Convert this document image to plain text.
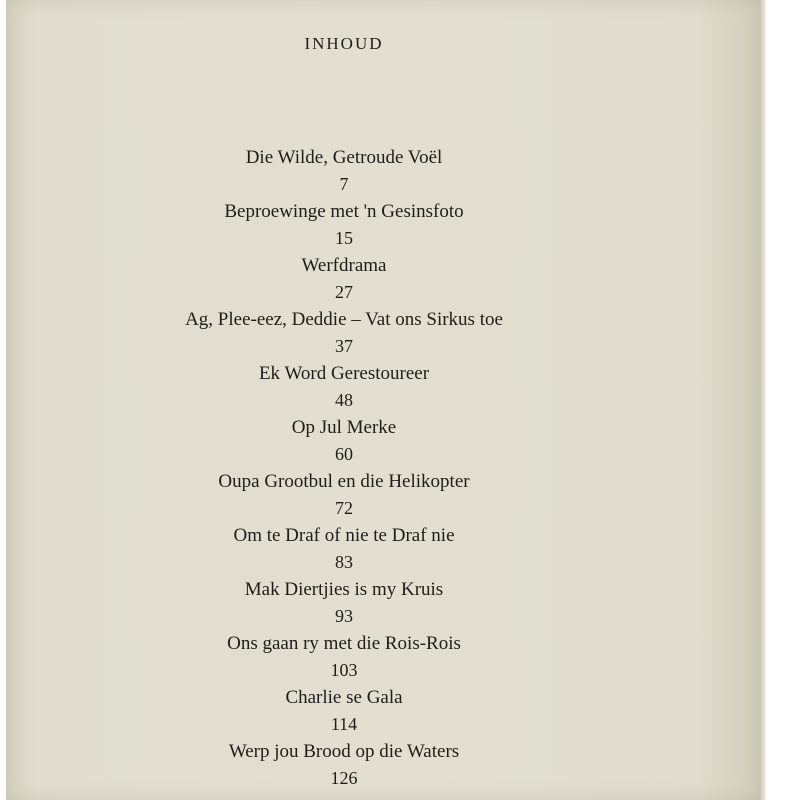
INHOUD
Die Wilde, Getroude Voël
7
Beproewinge met 'n Gesinsfoto
15
Werfdrama
27
Ag, Plee-eez, Deddie – Vat ons Sirkus toe
37
Ek Word Gerestoureer
48
Op Jul Merke
60
Oupa Grootbul en die Helikopter
72
Om te Draf of nie te Draf nie
83
Mak Diertjies is my Kruis
93
Ons gaan ry met die Rois-Rois
103
Charlie se Gala
114
Werp jou Brood op die Waters
126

---

Copy each line of the records precisely and drop any images they hold.

- **Finished answer**:
Convert this document image to plain text.
INHOUD
Die Wilde, Getroude Voël
7
Beproewinge met 'n Gesinsfoto
15
Werfdrama
27
Ag, Plee-eez, Deddie – Vat ons Sirkus toe
37
Ek Word Gerestoureer
48
Op Jul Merke
60
Oupa Grootbul en die Helikopter
72
Om te Draf of nie te Draf nie
83
Mak Diertjies is my Kruis
93
Ons gaan ry met die Rois-Rois
103
Charlie se Gala
114
Werp jou Brood op die Waters
126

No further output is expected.